[start]

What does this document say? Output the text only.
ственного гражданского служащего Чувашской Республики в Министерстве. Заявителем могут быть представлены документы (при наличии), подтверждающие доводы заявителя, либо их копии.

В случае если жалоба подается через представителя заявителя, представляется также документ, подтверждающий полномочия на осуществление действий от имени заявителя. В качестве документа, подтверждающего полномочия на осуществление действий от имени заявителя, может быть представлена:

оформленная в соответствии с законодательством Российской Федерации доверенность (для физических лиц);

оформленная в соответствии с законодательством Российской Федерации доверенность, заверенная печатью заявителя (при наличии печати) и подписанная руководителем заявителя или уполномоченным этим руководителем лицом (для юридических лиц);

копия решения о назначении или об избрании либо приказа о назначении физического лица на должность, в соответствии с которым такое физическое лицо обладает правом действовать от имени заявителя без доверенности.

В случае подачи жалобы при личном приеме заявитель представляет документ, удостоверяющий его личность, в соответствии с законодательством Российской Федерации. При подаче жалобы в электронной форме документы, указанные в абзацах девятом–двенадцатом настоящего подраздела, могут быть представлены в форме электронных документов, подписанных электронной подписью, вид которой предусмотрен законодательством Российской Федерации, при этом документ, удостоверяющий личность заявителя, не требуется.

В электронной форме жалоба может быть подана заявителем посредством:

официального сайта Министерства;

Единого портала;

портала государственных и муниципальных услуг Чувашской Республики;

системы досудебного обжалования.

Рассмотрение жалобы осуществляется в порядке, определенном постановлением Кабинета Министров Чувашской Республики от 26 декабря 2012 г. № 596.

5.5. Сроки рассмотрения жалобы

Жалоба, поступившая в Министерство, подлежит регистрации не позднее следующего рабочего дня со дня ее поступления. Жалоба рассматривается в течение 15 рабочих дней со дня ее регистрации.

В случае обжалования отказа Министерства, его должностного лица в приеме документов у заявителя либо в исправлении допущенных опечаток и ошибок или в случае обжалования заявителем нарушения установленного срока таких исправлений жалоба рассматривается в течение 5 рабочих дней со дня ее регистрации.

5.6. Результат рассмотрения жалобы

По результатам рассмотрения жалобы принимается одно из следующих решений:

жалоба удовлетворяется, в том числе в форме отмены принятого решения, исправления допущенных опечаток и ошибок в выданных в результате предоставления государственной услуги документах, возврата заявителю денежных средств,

[end]

■ **REQUEST**:
Which lines contain the word "дней"? Return each of them.

■ **RESULT OF THE TASK**:
Жалоба, поступившая в Министерство, подлежит регистрации не позднее следующего рабочего дня со дня ее поступления. Жалоба рассматривается в течение 15 рабочих дней со дня ее регистрации.
В случае обжалования отказа Министерства, его должностного лица в приеме документов у заявителя либо в исправлении допущенных опечаток и ошибок или в случае обжалования заявителем нарушения установленного срока таких исправлений жалоба рассматривается в течение 5 рабочих дней со дня ее регистрации.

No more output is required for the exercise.